*Request a*.
From the email below, extract the stretch from "I don’t see" through "configurations." word for word.
-- BEGIN Provided text --
I completely agree with this. I didn't mean for it to seem otherwise.
-steve
On Dec 18, 2012, at 2:03 PM, cloud-request(a)lists.fedoraproject.org wrote:
------------------------------
Message: 7
Date: Tue, 18 Dec 2012 20:03:51 +0000
From: Tim Bell <Tim.Bell(a)cern.ch>
To: Fedora Cloud SIG <cloud(a)lists.fedoraproject.org>,
"herrold(a)owlriver.com" <herrold(a)owlriver.com>
Subject: RE: cloud Digest, Vol 36, Issue 24
Message-ID:
<5D7F9996EA547448BC6C54C8C5AAF4E5A856BF9B(a)CERNXCHG01.cern.ch>
Content-Type: text/plain; charset="utf-8"
I don’t see an image factory approach and a puppet approach as being competitors.
We need to find ways to produce common images for multiple hypervisors in an automated
fashion. Booting VMs and then waiting 30 minutes for a yum update (or even worse, waiting
an hour for Office 2013 to install) is not exactly elastic computing so a regular run of
standard version builds is a key function.
Puppet provides the function to take the base images and create the custom
configurations.
Organising up-to-date standard images for the common platforms and then the
'last-mile' via puppet seems efficient.
(I use Puppet as an example, Chef would be equally appropriate)
-- END Provided text --
-- BEGIN Extracted information --
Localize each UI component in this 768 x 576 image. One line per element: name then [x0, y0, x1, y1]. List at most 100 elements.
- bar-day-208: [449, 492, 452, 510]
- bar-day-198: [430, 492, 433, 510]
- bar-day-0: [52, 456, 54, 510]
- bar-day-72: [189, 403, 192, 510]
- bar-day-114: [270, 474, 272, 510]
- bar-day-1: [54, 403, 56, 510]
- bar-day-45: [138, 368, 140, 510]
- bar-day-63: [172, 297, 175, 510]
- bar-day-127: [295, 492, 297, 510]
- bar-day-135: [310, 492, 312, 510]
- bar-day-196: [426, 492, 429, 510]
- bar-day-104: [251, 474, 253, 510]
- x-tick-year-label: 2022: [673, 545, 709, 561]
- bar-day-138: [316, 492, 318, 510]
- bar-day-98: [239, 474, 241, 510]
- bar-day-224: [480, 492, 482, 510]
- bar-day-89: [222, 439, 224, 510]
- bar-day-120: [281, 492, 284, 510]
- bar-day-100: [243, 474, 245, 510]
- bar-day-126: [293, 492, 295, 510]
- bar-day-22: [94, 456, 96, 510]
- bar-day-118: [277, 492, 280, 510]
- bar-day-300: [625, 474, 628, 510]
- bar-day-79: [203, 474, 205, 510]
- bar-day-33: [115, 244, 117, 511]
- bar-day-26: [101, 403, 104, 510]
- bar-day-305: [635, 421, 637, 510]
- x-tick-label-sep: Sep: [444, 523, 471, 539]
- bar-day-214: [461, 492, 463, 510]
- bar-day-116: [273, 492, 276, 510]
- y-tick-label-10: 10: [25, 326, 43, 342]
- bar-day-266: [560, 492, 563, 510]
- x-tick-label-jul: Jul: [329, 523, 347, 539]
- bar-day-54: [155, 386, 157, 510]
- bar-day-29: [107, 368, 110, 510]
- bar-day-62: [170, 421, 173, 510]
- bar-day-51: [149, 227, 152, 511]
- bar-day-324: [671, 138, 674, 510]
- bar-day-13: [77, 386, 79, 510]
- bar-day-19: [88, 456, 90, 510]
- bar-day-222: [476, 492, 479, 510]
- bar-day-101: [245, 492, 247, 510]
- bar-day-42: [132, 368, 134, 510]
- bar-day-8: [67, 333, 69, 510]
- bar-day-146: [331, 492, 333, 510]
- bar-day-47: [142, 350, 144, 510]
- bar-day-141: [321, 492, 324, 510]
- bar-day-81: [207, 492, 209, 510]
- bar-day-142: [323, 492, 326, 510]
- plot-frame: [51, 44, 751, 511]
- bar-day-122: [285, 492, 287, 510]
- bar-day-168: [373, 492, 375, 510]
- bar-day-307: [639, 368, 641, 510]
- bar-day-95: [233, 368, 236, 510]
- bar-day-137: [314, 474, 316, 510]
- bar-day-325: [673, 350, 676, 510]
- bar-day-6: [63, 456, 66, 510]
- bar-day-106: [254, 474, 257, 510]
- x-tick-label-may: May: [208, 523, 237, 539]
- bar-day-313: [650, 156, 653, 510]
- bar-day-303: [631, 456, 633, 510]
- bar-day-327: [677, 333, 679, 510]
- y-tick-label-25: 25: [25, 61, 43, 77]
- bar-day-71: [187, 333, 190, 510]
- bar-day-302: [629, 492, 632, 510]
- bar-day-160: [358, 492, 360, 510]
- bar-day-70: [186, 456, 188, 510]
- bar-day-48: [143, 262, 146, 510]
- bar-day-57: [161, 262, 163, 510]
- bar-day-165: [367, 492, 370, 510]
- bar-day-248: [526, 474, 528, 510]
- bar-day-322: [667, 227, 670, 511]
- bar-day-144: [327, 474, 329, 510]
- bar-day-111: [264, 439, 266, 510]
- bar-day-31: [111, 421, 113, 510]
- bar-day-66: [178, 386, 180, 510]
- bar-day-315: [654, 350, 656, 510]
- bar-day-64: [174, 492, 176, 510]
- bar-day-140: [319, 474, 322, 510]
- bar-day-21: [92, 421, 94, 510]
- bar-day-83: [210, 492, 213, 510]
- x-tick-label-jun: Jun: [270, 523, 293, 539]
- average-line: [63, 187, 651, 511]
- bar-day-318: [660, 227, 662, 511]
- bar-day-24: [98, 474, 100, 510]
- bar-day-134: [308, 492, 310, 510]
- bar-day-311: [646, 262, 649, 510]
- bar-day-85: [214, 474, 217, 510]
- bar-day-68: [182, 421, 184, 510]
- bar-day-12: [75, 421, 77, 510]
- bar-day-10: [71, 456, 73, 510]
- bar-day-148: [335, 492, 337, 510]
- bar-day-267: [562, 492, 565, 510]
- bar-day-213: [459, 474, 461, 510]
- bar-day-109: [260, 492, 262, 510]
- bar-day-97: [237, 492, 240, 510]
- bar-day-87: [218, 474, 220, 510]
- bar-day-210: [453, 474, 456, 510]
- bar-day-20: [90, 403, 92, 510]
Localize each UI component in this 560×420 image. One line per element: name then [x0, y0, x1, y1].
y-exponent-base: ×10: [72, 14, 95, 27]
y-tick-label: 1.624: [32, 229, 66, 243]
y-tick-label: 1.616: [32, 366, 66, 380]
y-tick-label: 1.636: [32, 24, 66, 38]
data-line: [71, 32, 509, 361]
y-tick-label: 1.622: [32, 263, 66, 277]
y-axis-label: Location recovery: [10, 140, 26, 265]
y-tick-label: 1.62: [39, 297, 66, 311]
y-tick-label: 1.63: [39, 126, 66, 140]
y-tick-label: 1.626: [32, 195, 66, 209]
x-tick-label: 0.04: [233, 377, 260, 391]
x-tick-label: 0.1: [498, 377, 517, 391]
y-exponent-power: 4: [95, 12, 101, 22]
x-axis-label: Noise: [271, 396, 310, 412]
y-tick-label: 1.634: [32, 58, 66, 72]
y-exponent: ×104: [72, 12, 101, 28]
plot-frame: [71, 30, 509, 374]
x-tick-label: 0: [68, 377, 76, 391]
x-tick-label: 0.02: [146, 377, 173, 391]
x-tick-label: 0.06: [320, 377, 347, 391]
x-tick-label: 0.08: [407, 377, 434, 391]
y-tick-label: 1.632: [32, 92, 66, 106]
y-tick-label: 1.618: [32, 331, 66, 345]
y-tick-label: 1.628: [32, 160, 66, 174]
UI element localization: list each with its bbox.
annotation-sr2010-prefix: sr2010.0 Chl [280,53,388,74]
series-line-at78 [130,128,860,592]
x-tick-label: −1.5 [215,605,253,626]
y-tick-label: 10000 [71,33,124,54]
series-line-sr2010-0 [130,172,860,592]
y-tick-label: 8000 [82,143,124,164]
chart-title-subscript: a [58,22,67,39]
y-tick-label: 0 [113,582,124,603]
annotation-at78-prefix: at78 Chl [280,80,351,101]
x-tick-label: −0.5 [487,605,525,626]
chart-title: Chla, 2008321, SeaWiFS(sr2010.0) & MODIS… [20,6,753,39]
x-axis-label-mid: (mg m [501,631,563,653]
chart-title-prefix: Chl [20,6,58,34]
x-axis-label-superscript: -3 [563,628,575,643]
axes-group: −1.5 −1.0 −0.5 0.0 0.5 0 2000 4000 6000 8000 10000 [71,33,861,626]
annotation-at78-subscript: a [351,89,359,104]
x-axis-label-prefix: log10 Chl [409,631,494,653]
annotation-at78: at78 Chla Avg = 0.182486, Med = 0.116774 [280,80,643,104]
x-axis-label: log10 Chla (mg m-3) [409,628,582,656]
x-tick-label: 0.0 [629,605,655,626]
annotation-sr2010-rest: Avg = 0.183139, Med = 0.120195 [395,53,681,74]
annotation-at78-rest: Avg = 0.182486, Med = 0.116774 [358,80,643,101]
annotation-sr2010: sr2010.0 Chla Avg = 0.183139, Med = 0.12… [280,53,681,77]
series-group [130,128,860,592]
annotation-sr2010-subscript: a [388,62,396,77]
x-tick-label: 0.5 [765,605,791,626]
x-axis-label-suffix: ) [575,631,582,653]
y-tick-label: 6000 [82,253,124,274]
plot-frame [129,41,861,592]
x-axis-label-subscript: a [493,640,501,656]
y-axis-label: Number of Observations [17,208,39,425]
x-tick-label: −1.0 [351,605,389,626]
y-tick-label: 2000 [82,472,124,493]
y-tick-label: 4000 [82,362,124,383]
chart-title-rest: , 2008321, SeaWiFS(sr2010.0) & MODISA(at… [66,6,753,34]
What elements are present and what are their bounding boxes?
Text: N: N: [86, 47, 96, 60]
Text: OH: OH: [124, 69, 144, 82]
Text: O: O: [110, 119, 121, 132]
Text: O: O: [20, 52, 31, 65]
-- END Extracted information --
*Request b*.
Copy the dataset entries from their first line through the line containing "- bar-day-324: [671, 138, 674, 510]", including both ends.

*Result a*.
I don’t see an image factory approach and a puppet approach as being competitors.
We need to find ways to produce common images for multiple hypervisors in an automated
fashion. Booting VMs and then waiting 30 minutes for a yum update (or even worse, waiting
an hour for Office 2013 to install) is not exactly elastic computing so a regular run of
standard version builds is a key function.
Puppet provides the function to take the base images and create the custom
configurations.

*Result b*.
Localize each UI component in this 768 x 576 image. One line per element: name then [x0, y0, x1, y1]. List at most 100 elements.
- bar-day-208: [449, 492, 452, 510]
- bar-day-198: [430, 492, 433, 510]
- bar-day-0: [52, 456, 54, 510]
- bar-day-72: [189, 403, 192, 510]
- bar-day-114: [270, 474, 272, 510]
- bar-day-1: [54, 403, 56, 510]
- bar-day-45: [138, 368, 140, 510]
- bar-day-63: [172, 297, 175, 510]
- bar-day-127: [295, 492, 297, 510]
- bar-day-135: [310, 492, 312, 510]
- bar-day-196: [426, 492, 429, 510]
- bar-day-104: [251, 474, 253, 510]
- x-tick-year-label: 2022: [673, 545, 709, 561]
- bar-day-138: [316, 492, 318, 510]
- bar-day-98: [239, 474, 241, 510]
- bar-day-224: [480, 492, 482, 510]
- bar-day-89: [222, 439, 224, 510]
- bar-day-120: [281, 492, 284, 510]
- bar-day-100: [243, 474, 245, 510]
- bar-day-126: [293, 492, 295, 510]
- bar-day-22: [94, 456, 96, 510]
- bar-day-118: [277, 492, 280, 510]
- bar-day-300: [625, 474, 628, 510]
- bar-day-79: [203, 474, 205, 510]
- bar-day-33: [115, 244, 117, 511]
- bar-day-26: [101, 403, 104, 510]
- bar-day-305: [635, 421, 637, 510]
- x-tick-label-sep: Sep: [444, 523, 471, 539]
- bar-day-214: [461, 492, 463, 510]
- bar-day-116: [273, 492, 276, 510]
- y-tick-label-10: 10: [25, 326, 43, 342]
- bar-day-266: [560, 492, 563, 510]
- x-tick-label-jul: Jul: [329, 523, 347, 539]
- bar-day-54: [155, 386, 157, 510]
- bar-day-29: [107, 368, 110, 510]
- bar-day-62: [170, 421, 173, 510]
- bar-day-51: [149, 227, 152, 511]
- bar-day-324: [671, 138, 674, 510]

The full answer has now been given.